Data rows:
START
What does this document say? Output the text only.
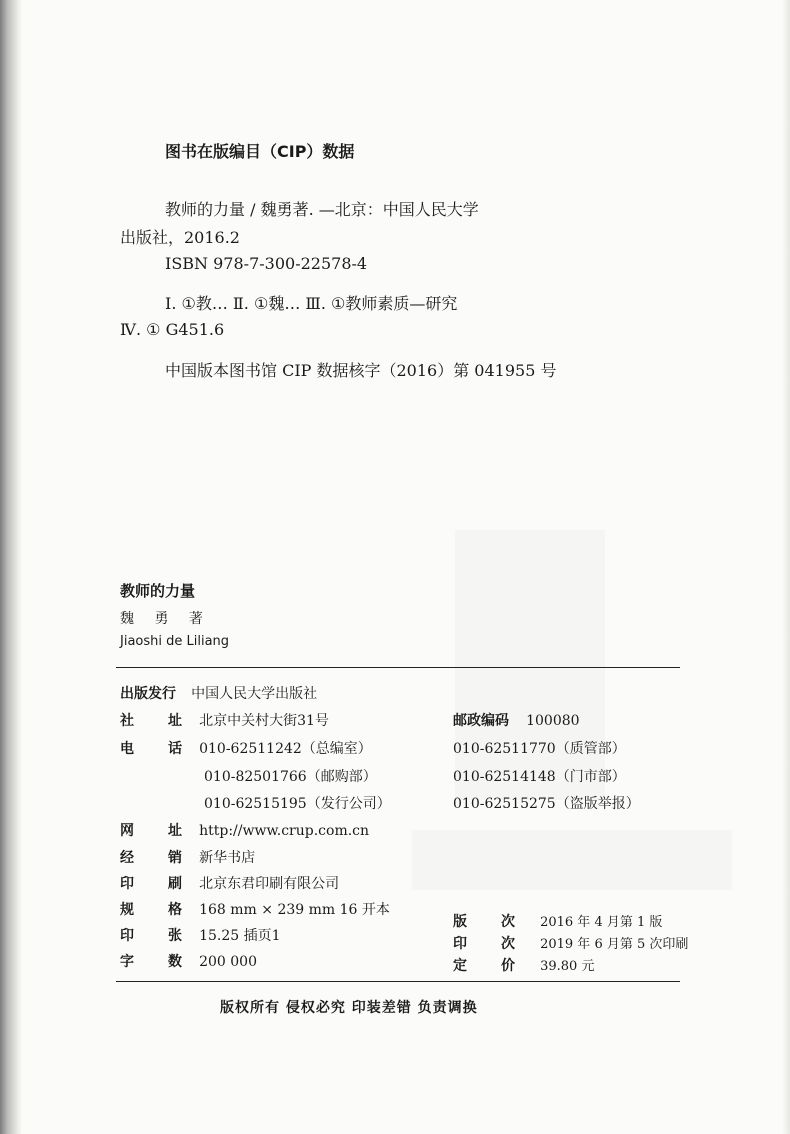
图书在版编目（CIP）数据
教师的力量 / 魏勇著. —北京：中国人民大学
出版社，2016.2
ISBN 978-7-300-22578-4
Ⅰ. ①教… Ⅱ. ①魏… Ⅲ. ①教师素质—研究
Ⅳ. ① G451.6
中国版本图书馆 CIP 数据核字（2016）第 041955 号
教师的力量
魏 勇 著
Jiaoshi de Liliang
出版发行 中国人民大学出版社
社 址 北京中关村大街31号	邮政编码 100080
电 话 010-62511242（总编室）
010-82501766（邮购部）
010-62515195（发行公司）
010-62511770（质管部）
010-62514148（门市部）
010-62515275（盗版举报）
网 址 http://www.crup.com.cn
经 销 新华书店
印 刷 北京东君印刷有限公司
规 格 168 mm × 239 mm 16 开本
印 张 15.25 插页1
字 数 200 000
版 次 2016 年 4 月第 1 版
印 次 2019 年 6 月第 5 次印刷
定 价 39.80 元
版权所有 侵权必究 印装差错 负责调换
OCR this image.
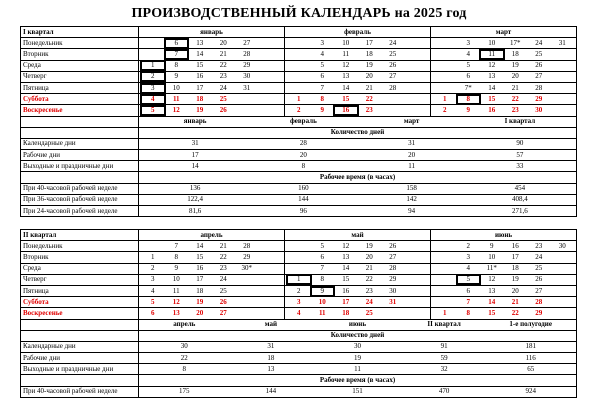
ПРОИЗВОДСТВЕННЫЙ КАЛЕНДАРЬ на 2025 год
I квартал	январь	февраль	март
Понедельник	6 13 20 27	3 10 17 24	3 10 17* 24 31

Вторник	7 14 21 28	4 11 18 25	4 11 18 25

Среда	1 8 15 22 29	5 12 19 26	5 12 19 26

Четверг	2 9 16 23 30	6 13 20 27	6 13 20 27

Пятница	3 10 17 24 31	7 14 21 28	7* 14 21 28

Суббота	4 11 18 25	1 8 15 22	1 8 15 22 29

Воскресенье	5 12 19 26	2 9 16 23	2 9 16 23 30

	январь февраль март I квартал		

	Количество дней		
Календарные дни	31 28 31 90		

Рабочие дни	17 20 20 57		

Выходные и праздничные дни	14 8 11 33		

	Рабочее время (в часах)		
При 40-часовой рабочей неделе	136 160 158 454		

При 36-часовой рабочей неделе	122,4 144 142 408,4		

При 24-часовой рабочей неделе	81,6 96 94 271,6		
II квартал	апрель	май	июнь
Понедельник	7 14 21 28	5 12 19 26	2 9 16 23 30

Вторник	1 8 15 22 29	6 13 20 27	3 10 17 24

Среда	2 9 16 23 30*	7 14 21 28	4 11* 18 25

Четверг	3 10 17 24	1 8 15 22 29	5 12 19 26

Пятница	4 11 18 25	2 9 16 23 30	6 13 20 27

Суббота	5 12 19 26	3 10 17 24 31	7 14 21 28

Воскресенье	6 13 20 27	4 11 18 25	1 8 15 22 29

	апрель май июнь II квартал 1-е полугодие		

	Количество дней		
Календарные дни	30 31 30 91 181		

Рабочие дни	22 18 19 59 116		

Выходные и праздничные дни	8 13 11 32 65		

	Рабочее время (в часах)		
При 40-часовой рабочей неделе	175 144 151 470 924		
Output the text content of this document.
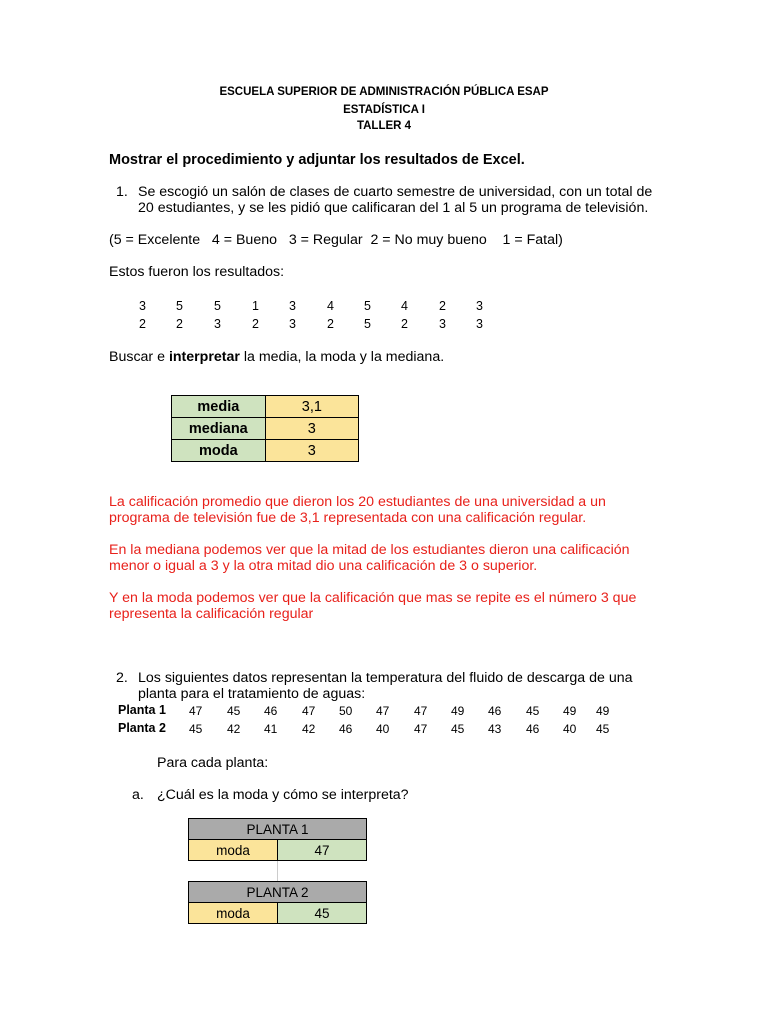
ESCUELA SUPERIOR DE ADMINISTRACIÓN PÚBLICA ESAP
ESTADÍSTICA I
TALLER 4
Mostrar el procedimiento y adjuntar los resultados de Excel.
1. Se escogió un salón de clases de cuarto semestre de universidad, con un total de
20 estudiantes, y se les pidió que calificaran del 1 al 5 un programa de televisión.
(5 = Excelente   4 = Bueno   3 = Regular  2 = No muy bueno    1 = Fatal)
Estos fueron los resultados:
3 5 5 1 3 4 5 4 2 3
2 2 3 2 3 2 5 2 3 3
Buscar e interpretar la media, la moda y la mediana.
media	3,1
mediana	3
moda	3
La calificación promedio que dieron los 20 estudiantes de una universidad a un
programa de televisión fue de 3,1 representada con una calificación regular.
En la mediana podemos ver que la mitad de los estudiantes dieron una calificación
menor o igual a 3 y la otra mitad dio una calificación de 3 o superior.
Y en la moda podemos ver que la calificación que mas se repite es el número 3 que
representa la calificación regular
2. Los siguientes datos representan la temperatura del fluido de descarga de una
planta para el tratamiento de aguas:
Planta 1 47 45 46 47 50 47 47 49 46 45 49 49
Planta 2 45 42 41 42 46 40 47 45 43 46 40 45
Para cada planta:
a. ¿Cuál es la moda y cómo se interpreta?
PLANTA 1
moda	47
PLANTA 2
moda	45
END
Without the pictures, transcribe the listing above exactly.

Task answer:
What does this document say? Output the text only.
图书在版编目（CIP）数据
教师的力量 / 魏勇著. —北京：中国人民大学
出版社，2016.2
ISBN 978-7-300-22578-4
Ⅰ. ①教… Ⅱ. ①魏… Ⅲ. ①教师素质—研究
Ⅳ. ① G451.6
中国版本图书馆 CIP 数据核字（2016）第 041955 号
教师的力量
魏 勇 著
Jiaoshi de Liliang
出版发行 中国人民大学出版社
社 址 北京中关村大街31号	邮政编码 100080
电 话 010-62511242（总编室）
010-82501766（邮购部）
010-62515195（发行公司）
010-62511770（质管部）
010-62514148（门市部）
010-62515275（盗版举报）
网 址 http://www.crup.com.cn
经 销 新华书店
印 刷 北京东君印刷有限公司
规 格 168 mm × 239 mm 16 开本
印 张 15.25 插页1
字 数 200 000
版 次 2016 年 4 月第 1 版
印 次 2019 年 6 月第 5 次印刷
定 价 39.80 元
版权所有 侵权必究 印装差错 负责调换
OCR this image.
ПРОИЗВОДСТВЕННЫЙ КАЛЕНДАРЬ на 2025 год
I квартал	январь	февраль	март
Понедельник	6 13 20 27	3 10 17 24	3 10 17* 24 31

Вторник	7 14 21 28	4 11 18 25	4 11 18 25

Среда	1 8 15 22 29	5 12 19 26	5 12 19 26

Четверг	2 9 16 23 30	6 13 20 27	6 13 20 27

Пятница	3 10 17 24 31	7 14 21 28	7* 14 21 28

Суббота	4 11 18 25	1 8 15 22	1 8 15 22 29

Воскресенье	5 12 19 26	2 9 16 23	2 9 16 23 30

	январь февраль март I квартал		

	Количество дней		
Календарные дни	31 28 31 90		

Рабочие дни	17 20 20 57		

Выходные и праздничные дни	14 8 11 33		

	Рабочее время (в часах)		
При 40-часовой рабочей неделе	136 160 158 454		

При 36-часовой рабочей неделе	122,4 144 142 408,4		

При 24-часовой рабочей неделе	81,6 96 94 271,6		
II квартал	апрель	май	июнь
Понедельник	7 14 21 28	5 12 19 26	2 9 16 23 30

Вторник	1 8 15 22 29	6 13 20 27	3 10 17 24

Среда	2 9 16 23 30*	7 14 21 28	4 11* 18 25

Четверг	3 10 17 24	1 8 15 22 29	5 12 19 26

Пятница	4 11 18 25	2 9 16 23 30	6 13 20 27

Суббота	5 12 19 26	3 10 17 24 31	7 14 21 28

Воскресенье	6 13 20 27	4 11 18 25	1 8 15 22 29

	апрель май июнь II квартал 1-е полугодие		

	Количество дней		
Календарные дни	30 31 30 91 181		

Рабочие дни	22 18 19 59 116		

Выходные и праздничные дни	8 13 11 32 65		

	Рабочее время (в часах)		
При 40-часовой рабочей неделе	175 144 151 470 924		
Output the text content of this document.
ESCUELA SUPERIOR DE ADMINISTRACIÓN PÚBLICA ESAP
ESTADÍSTICA I
TALLER 4
Mostrar el procedimiento y adjuntar los resultados de Excel.
1. Se escogió un salón de clases de cuarto semestre de universidad, con un total de
20 estudiantes, y se les pidió que calificaran del 1 al 5 un programa de televisión.
(5 = Excelente   4 = Bueno   3 = Regular  2 = No muy bueno    1 = Fatal)
Estos fueron los resultados:
3 5 5 1 3 4 5 4 2 3
2 2 3 2 3 2 5 2 3 3
Buscar e interpretar la media, la moda y la mediana.
media	3,1
mediana	3
moda	3
La calificación promedio que dieron los 20 estudiantes de una universidad a un
programa de televisión fue de 3,1 representada con una calificación regular.
En la mediana podemos ver que la mitad de los estudiantes dieron una calificación
menor o igual a 3 y la otra mitad dio una calificación de 3 o superior.
Y en la moda podemos ver que la calificación que mas se repite es el número 3 que
representa la calificación regular
2. Los siguientes datos representan la temperatura del fluido de descarga de una
planta para el tratamiento de aguas:
Planta 1 47 45 46 47 50 47 47 49 46 45 49 49
Planta 2 45 42 41 42 46 40 47 45 43 46 40 45
Para cada planta:
a. ¿Cuál es la moda y cómo se interpreta?
PLANTA 1
moda	47
PLANTA 2
moda	45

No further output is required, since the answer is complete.